(Entries with figure data)
"""
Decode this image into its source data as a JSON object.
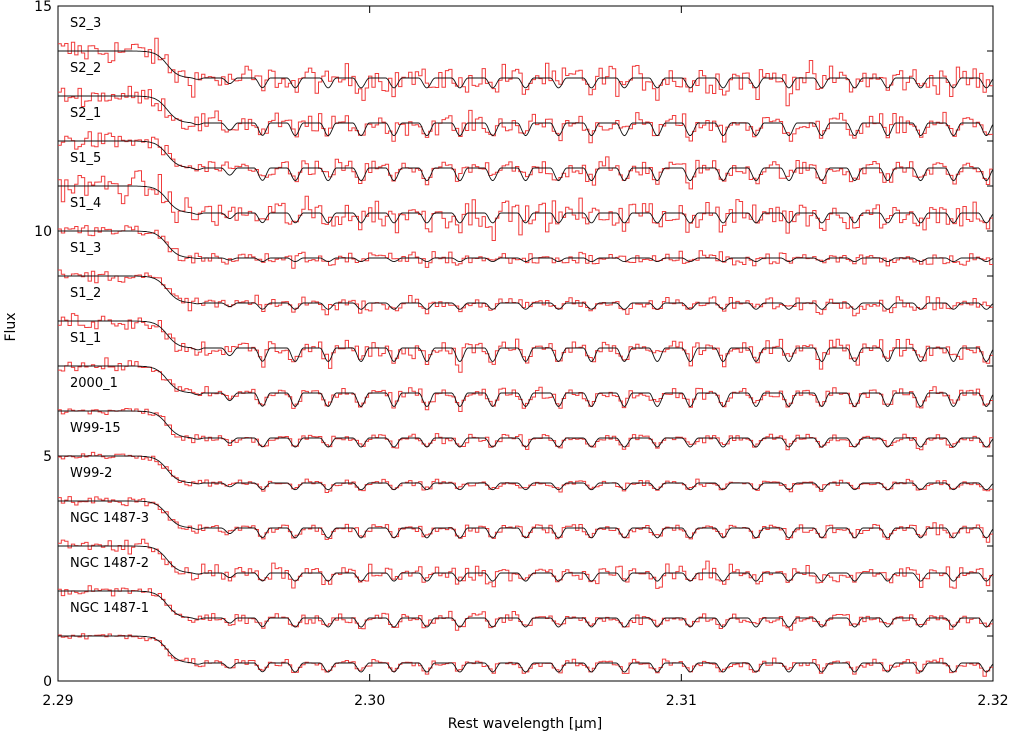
{
  "chart_data": {
    "type": "line",
    "title": "",
    "xlabel": "Rest wavelength [µm]",
    "ylabel": "Flux",
    "xlim": [
      2.29,
      2.32
    ],
    "ylim": [
      0,
      15
    ],
    "x_ticks": [
      "2.29",
      "2.30",
      "2.31",
      "2.32"
    ],
    "x_tick_values": [
      2.29,
      2.3,
      2.31,
      2.32
    ],
    "y_ticks": [
      "0",
      "5",
      "10",
      "15"
    ],
    "y_tick_values": [
      0,
      5,
      10,
      15
    ],
    "colors": {
      "observed": "#f03c3c",
      "model": "#111111"
    },
    "band_head_x": 2.2935,
    "series": [
      {
        "name": "S2_3",
        "offset": 14,
        "noise": 0.32,
        "amplitude": 0.22
      },
      {
        "name": "S2_2",
        "offset": 13,
        "noise": 0.22,
        "amplitude": 0.28
      },
      {
        "name": "S2_1",
        "offset": 12,
        "noise": 0.2,
        "amplitude": 0.28
      },
      {
        "name": "S1_5",
        "offset": 11,
        "noise": 0.34,
        "amplitude": 0.22
      },
      {
        "name": "S1_4",
        "offset": 10,
        "noise": 0.16,
        "amplitude": 0.08
      },
      {
        "name": "S1_3",
        "offset": 9,
        "noise": 0.14,
        "amplitude": 0.14
      },
      {
        "name": "S1_2",
        "offset": 8,
        "noise": 0.2,
        "amplitude": 0.3
      },
      {
        "name": "S1_1",
        "offset": 7,
        "noise": 0.13,
        "amplitude": 0.3
      },
      {
        "name": "2000_1",
        "offset": 6,
        "noise": 0.1,
        "amplitude": 0.2
      },
      {
        "name": "W99-15",
        "offset": 5,
        "noise": 0.08,
        "amplitude": 0.15
      },
      {
        "name": "W99-2",
        "offset": 4,
        "noise": 0.1,
        "amplitude": 0.22
      },
      {
        "name": "NGC 1487-3",
        "offset": 3,
        "noise": 0.18,
        "amplitude": 0.18
      },
      {
        "name": "NGC 1487-2",
        "offset": 2,
        "noise": 0.11,
        "amplitude": 0.2
      },
      {
        "name": "NGC 1487-1",
        "offset": 1,
        "noise": 0.09,
        "amplitude": 0.2
      }
    ]
  }
}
"""
Short problem:
Set down all the entries exactly as they appear, but skip any pictures.

Complete answer:
Decode this image into its source data as a JSON object.
{
  "chart_data": {
    "type": "line",
    "title": "",
    "xlabel": "Rest wavelength [µm]",
    "ylabel": "Flux",
    "xlim": [
      2.29,
      2.32
    ],
    "ylim": [
      0,
      15
    ],
    "x_ticks": [
      "2.29",
      "2.30",
      "2.31",
      "2.32"
    ],
    "x_tick_values": [
      2.29,
      2.3,
      2.31,
      2.32
    ],
    "y_ticks": [
      "0",
      "5",
      "10",
      "15"
    ],
    "y_tick_values": [
      0,
      5,
      10,
      15
    ],
    "colors": {
      "observed": "#f03c3c",
      "model": "#111111"
    },
    "band_head_x": 2.2935,
    "series": [
      {
        "name": "S2_3",
        "offset": 14,
        "noise": 0.32,
        "amplitude": 0.22
      },
      {
        "name": "S2_2",
        "offset": 13,
        "noise": 0.22,
        "amplitude": 0.28
      },
      {
        "name": "S2_1",
        "offset": 12,
        "noise": 0.2,
        "amplitude": 0.28
      },
      {
        "name": "S1_5",
        "offset": 11,
        "noise": 0.34,
        "amplitude": 0.22
      },
      {
        "name": "S1_4",
        "offset": 10,
        "noise": 0.16,
        "amplitude": 0.08
      },
      {
        "name": "S1_3",
        "offset": 9,
        "noise": 0.14,
        "amplitude": 0.14
      },
      {
        "name": "S1_2",
        "offset": 8,
        "noise": 0.2,
        "amplitude": 0.3
      },
      {
        "name": "S1_1",
        "offset": 7,
        "noise": 0.13,
        "amplitude": 0.3
      },
      {
        "name": "2000_1",
        "offset": 6,
        "noise": 0.1,
        "amplitude": 0.2
      },
      {
        "name": "W99-15",
        "offset": 5,
        "noise": 0.08,
        "amplitude": 0.15
      },
      {
        "name": "W99-2",
        "offset": 4,
        "noise": 0.1,
        "amplitude": 0.22
      },
      {
        "name": "NGC 1487-3",
        "offset": 3,
        "noise": 0.18,
        "amplitude": 0.18
      },
      {
        "name": "NGC 1487-2",
        "offset": 2,
        "noise": 0.11,
        "amplitude": 0.2
      },
      {
        "name": "NGC 1487-1",
        "offset": 1,
        "noise": 0.09,
        "amplitude": 0.2
      }
    ]
  }
}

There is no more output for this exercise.